PROMPT.
Which lines include the word "YouTube"? Copy each of them.

--- Start EXTRACTED MATERIAL ---

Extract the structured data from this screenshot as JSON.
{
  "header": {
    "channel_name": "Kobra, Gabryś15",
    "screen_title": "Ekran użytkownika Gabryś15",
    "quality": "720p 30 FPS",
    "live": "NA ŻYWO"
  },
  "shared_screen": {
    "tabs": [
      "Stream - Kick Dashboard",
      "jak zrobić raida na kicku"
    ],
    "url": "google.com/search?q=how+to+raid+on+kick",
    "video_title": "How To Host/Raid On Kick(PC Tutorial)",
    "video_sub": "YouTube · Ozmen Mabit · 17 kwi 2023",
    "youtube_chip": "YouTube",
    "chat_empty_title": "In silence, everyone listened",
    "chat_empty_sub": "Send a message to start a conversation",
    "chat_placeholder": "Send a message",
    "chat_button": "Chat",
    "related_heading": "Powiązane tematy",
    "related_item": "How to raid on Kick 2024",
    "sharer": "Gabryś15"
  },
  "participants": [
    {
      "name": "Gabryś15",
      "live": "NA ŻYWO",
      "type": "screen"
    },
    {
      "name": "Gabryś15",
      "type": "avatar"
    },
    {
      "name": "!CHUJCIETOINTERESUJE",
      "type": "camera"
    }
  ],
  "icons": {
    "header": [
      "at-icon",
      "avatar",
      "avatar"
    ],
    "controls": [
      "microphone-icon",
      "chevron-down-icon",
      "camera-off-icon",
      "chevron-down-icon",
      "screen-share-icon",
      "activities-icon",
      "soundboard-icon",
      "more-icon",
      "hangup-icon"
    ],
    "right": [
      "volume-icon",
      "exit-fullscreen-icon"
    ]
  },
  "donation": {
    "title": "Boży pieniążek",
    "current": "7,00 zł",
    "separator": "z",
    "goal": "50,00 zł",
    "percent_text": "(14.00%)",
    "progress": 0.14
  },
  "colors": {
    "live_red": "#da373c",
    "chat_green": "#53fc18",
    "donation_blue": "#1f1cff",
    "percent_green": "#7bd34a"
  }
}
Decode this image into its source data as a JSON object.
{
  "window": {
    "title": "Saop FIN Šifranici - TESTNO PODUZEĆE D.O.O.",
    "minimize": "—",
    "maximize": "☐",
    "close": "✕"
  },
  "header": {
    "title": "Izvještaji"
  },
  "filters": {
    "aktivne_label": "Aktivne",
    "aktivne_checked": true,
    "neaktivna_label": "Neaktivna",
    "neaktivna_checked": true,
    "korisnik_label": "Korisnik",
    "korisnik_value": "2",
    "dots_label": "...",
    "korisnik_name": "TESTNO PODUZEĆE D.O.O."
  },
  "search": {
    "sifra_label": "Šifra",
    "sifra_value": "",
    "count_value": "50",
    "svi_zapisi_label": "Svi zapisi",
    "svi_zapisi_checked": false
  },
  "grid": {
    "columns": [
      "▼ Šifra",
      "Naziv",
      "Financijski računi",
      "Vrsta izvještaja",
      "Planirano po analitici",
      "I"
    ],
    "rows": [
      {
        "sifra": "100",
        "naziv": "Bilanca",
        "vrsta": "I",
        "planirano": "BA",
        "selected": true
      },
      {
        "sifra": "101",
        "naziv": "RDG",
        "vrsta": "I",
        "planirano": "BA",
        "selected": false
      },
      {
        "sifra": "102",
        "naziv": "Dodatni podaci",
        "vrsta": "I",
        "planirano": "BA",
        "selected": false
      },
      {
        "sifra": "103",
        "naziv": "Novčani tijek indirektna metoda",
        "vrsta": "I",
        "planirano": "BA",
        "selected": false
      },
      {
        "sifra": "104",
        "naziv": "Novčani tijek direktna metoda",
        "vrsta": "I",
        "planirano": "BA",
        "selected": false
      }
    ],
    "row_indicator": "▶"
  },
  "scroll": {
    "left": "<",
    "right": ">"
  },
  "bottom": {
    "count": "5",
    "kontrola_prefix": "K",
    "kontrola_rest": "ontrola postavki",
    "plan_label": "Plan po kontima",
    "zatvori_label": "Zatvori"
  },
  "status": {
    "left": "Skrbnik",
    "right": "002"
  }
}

--- End EXTRACTED MATERIAL ---

WRITTEN ANSWER.
    "video_sub": "YouTube · Ozmen Mabit · 17 kwi 2023",
    "youtube_chip": "YouTube",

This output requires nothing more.